▸ Problem requirements:
Find the word "Упражнение" in the material below and gather every line that contains it.

▸ Data for processing:
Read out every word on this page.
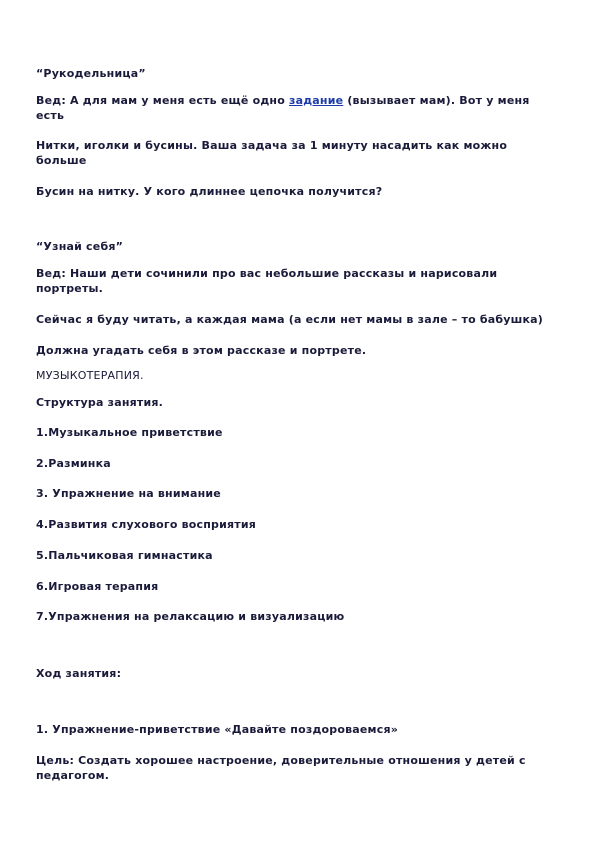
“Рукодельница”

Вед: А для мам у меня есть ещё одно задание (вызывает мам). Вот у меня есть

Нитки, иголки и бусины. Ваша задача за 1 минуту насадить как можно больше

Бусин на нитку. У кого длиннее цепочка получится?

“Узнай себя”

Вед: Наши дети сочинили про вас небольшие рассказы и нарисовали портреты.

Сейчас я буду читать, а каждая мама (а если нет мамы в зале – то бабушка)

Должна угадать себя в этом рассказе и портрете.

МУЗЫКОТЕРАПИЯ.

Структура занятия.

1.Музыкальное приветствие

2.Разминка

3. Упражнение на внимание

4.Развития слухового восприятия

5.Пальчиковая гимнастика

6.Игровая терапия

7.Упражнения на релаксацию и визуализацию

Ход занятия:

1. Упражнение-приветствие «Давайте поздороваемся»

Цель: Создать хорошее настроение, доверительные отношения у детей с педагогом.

---

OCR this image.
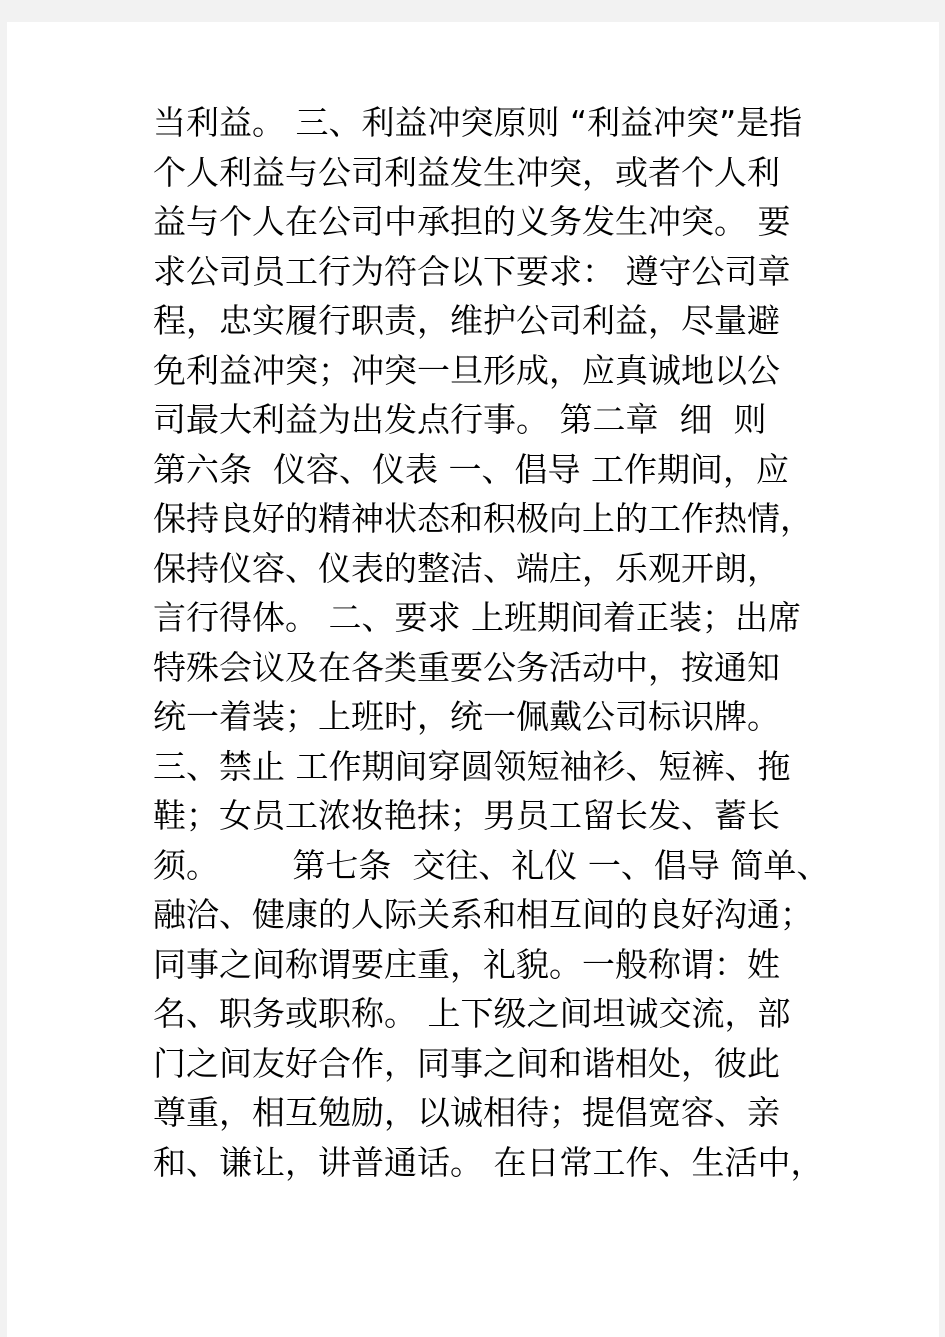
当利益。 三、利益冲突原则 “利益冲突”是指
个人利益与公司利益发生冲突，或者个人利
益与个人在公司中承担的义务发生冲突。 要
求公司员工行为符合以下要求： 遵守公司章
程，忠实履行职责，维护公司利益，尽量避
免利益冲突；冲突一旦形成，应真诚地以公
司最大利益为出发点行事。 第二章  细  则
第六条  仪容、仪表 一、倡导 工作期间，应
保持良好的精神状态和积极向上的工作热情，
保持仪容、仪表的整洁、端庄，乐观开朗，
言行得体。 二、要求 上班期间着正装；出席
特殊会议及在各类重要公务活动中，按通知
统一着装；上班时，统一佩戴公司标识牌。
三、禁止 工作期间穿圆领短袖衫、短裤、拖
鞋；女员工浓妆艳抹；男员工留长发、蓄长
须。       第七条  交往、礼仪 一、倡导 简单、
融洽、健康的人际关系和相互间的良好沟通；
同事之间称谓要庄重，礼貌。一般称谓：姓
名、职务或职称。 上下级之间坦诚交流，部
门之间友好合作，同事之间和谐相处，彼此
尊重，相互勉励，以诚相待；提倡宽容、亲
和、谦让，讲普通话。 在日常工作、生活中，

▸ Answer to this exercise:
3. Упражнение на внимание
1. Упражнение-приветствие «Давайте поздороваемся»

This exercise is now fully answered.